= PROBLEM DESCRIPTION =
Produce a verbatim copy of the entries listed below.

= SUPPLIED DATA =
** begin **

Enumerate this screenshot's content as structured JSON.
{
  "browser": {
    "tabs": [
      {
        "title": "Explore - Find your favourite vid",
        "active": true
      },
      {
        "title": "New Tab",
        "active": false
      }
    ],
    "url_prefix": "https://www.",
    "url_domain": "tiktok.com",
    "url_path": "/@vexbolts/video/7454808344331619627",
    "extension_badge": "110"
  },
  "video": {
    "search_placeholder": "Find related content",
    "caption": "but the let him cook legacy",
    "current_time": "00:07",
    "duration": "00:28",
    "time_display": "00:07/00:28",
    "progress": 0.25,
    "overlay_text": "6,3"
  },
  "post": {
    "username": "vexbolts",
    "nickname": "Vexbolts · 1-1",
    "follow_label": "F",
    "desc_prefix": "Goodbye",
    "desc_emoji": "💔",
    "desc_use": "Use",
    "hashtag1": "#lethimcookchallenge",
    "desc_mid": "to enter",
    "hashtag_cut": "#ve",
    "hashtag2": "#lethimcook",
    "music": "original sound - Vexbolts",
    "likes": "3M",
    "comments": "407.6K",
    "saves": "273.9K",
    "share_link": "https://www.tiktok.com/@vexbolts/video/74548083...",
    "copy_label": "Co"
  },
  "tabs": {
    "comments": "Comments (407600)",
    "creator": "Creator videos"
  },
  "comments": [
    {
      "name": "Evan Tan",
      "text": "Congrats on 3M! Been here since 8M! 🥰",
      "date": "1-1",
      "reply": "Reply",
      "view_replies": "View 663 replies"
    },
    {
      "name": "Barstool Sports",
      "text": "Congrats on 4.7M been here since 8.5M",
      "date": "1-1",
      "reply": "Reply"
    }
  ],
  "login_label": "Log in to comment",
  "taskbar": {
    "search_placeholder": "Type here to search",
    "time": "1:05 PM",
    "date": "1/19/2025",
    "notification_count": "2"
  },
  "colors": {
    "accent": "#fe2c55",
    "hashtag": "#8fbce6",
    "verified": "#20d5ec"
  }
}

** end **

= WRITTEN ANSWER =
Enumerate this screenshot's content as structured JSON.
{
  "browser": {
    "tabs": [
      {
        "title": "Explore - Find your favourite vid",
        "active": true
      },
      {
        "title": "New Tab",
        "active": false
      }
    ],
    "url_prefix": "https://www.",
    "url_domain": "tiktok.com",
    "url_path": "/@vexbolts/video/7454808344331619627",
    "extension_badge": "110"
  },
  "video": {
    "search_placeholder": "Find related content",
    "caption": "but the let him cook legacy",
    "current_time": "00:07",
    "duration": "00:28",
    "time_display": "00:07/00:28",
    "progress": 0.25,
    "overlay_text": "6,3"
  },
  "post": {
    "username": "vexbolts",
    "nickname": "Vexbolts · 1-1",
    "follow_label": "F",
    "desc_prefix": "Goodbye",
    "desc_emoji": "💔",
    "desc_use": "Use",
    "hashtag1": "#lethimcookchallenge",
    "desc_mid": "to enter",
    "hashtag_cut": "#ve",
    "hashtag2": "#lethimcook",
    "music": "original sound - Vexbolts",
    "likes": "3M",
    "comments": "407.6K",
    "saves": "273.9K",
    "share_link": "https://www.tiktok.com/@vexbolts/video/74548083...",
    "copy_label": "Co"
  },
  "tabs": {
    "comments": "Comments (407600)",
    "creator": "Creator videos"
  },
  "comments": [
    {
      "name": "Evan Tan",
      "text": "Congrats on 3M! Been here since 8M! 🥰",
      "date": "1-1",
      "reply": "Reply",
      "view_replies": "View 663 replies"
    },
    {
      "name": "Barstool Sports",
      "text": "Congrats on 4.7M been here since 8.5M",
      "date": "1-1",
      "reply": "Reply"
    }
  ],
  "login_label": "Log in to comment",
  "taskbar": {
    "search_placeholder": "Type here to search",
    "time": "1:05 PM",
    "date": "1/19/2025",
    "notification_count": "2"
  },
  "colors": {
    "accent": "#fe2c55",
    "hashtag": "#8fbce6",
    "verified": "#20d5ec"
  }
}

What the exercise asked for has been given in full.